## EXERCISE TASK
Return each line of the listing that contains the string "radius".
-- begin --
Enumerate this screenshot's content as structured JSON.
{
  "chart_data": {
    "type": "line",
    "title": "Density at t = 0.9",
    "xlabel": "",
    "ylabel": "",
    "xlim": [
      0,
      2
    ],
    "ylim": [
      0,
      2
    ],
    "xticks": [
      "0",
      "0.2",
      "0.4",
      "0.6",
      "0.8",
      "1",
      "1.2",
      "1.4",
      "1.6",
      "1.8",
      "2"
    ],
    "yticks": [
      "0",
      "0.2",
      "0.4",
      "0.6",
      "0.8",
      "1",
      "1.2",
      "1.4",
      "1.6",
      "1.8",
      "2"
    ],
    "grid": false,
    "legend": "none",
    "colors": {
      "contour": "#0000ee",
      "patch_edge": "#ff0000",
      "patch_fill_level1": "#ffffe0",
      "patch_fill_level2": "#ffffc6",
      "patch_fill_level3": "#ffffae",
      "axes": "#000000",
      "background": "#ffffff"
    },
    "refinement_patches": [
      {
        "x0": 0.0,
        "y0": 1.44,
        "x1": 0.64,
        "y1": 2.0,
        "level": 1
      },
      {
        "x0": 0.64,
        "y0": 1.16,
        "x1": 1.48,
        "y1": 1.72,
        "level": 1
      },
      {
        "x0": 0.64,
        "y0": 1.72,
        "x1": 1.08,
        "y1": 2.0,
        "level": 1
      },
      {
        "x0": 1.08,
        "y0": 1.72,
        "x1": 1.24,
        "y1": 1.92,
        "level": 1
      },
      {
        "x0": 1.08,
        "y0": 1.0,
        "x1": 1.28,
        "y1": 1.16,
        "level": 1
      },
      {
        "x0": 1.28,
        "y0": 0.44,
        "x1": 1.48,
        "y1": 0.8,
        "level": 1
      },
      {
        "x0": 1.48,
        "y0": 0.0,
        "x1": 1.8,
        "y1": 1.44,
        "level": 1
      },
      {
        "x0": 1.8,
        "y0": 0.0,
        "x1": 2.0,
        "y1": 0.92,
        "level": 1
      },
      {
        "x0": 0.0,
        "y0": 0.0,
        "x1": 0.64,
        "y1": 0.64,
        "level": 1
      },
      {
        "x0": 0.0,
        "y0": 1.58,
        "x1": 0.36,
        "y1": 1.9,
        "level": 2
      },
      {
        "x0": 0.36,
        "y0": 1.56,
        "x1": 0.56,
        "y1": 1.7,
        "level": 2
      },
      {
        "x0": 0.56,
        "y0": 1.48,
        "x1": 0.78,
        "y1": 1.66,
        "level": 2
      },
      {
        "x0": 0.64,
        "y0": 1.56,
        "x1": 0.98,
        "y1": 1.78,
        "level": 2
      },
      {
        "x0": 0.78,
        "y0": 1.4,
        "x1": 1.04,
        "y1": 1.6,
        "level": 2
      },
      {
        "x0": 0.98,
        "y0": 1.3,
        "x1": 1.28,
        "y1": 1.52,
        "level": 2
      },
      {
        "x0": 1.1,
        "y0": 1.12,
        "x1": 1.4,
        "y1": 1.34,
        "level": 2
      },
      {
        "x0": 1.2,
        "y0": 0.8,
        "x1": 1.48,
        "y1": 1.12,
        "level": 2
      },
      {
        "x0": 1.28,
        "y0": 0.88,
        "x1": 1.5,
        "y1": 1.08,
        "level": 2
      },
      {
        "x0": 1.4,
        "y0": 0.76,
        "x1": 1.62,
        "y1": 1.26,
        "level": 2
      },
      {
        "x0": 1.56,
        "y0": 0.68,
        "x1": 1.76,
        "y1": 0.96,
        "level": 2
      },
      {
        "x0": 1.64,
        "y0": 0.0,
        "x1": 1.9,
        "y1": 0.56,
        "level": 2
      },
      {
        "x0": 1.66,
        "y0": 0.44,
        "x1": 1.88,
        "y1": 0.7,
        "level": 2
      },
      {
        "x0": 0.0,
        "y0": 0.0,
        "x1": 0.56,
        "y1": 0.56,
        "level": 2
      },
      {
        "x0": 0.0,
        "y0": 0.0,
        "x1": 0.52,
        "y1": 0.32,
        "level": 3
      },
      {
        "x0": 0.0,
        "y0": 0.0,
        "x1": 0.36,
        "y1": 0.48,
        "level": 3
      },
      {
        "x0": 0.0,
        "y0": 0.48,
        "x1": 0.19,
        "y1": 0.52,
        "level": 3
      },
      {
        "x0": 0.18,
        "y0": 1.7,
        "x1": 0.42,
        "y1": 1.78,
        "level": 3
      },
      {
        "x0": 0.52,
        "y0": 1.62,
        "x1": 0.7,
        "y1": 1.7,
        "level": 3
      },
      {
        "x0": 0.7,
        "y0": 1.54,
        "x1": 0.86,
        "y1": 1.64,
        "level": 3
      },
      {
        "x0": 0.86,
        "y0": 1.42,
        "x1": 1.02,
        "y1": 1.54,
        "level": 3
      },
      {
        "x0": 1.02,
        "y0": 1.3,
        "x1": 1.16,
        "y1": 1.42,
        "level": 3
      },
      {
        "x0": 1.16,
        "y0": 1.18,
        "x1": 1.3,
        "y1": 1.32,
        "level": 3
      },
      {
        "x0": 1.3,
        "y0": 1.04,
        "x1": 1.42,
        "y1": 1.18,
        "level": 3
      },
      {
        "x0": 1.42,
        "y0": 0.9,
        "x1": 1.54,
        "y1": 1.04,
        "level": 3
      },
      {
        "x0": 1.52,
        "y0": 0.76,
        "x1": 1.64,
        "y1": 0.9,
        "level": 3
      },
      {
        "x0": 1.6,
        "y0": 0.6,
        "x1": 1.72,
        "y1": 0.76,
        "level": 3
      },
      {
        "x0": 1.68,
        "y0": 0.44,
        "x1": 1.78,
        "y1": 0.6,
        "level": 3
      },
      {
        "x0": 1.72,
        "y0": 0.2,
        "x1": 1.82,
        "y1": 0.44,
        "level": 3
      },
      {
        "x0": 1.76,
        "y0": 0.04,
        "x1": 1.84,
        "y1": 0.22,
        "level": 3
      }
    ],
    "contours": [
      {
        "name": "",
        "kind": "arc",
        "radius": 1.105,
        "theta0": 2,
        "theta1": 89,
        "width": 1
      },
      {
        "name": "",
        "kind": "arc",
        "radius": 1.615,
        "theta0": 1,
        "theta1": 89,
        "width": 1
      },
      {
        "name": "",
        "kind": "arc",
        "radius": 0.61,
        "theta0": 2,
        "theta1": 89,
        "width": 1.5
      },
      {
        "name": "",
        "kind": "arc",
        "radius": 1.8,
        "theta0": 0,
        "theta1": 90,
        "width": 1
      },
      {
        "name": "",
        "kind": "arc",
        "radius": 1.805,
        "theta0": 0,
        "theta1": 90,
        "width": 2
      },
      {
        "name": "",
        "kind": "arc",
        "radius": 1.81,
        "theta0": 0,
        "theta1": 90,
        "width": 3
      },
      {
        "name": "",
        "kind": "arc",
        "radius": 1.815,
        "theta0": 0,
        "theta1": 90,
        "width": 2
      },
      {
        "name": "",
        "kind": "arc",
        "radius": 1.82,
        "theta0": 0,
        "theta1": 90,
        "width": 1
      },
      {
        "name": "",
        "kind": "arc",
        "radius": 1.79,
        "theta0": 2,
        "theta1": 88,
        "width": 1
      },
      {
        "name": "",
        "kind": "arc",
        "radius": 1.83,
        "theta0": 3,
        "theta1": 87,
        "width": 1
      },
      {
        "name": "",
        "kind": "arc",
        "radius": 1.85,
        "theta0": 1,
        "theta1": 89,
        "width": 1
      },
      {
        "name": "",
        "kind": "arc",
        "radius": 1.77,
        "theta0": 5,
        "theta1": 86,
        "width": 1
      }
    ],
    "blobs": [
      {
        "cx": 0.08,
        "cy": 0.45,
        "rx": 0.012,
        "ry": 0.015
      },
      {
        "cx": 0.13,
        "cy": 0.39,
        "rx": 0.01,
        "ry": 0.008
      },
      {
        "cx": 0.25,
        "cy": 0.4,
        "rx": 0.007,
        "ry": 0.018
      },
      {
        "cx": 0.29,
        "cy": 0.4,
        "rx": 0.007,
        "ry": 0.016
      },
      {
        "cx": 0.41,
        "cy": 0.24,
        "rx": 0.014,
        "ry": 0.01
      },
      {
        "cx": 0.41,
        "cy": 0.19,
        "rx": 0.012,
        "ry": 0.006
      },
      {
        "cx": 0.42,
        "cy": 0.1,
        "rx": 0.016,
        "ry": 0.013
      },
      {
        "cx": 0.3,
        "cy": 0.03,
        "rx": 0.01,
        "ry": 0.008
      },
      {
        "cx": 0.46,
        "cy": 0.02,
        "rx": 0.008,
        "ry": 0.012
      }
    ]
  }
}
-- end --
## OUTPUT
        "radius": 1.105,
        "radius": 1.615,
        "radius": 0.61,
        "radius": 1.8,
        "radius": 1.805,
        "radius": 1.81,
        "radius": 1.815,
        "radius": 1.82,
        "radius": 1.79,
        "radius": 1.83,
        "radius": 1.85,
        "radius": 1.77,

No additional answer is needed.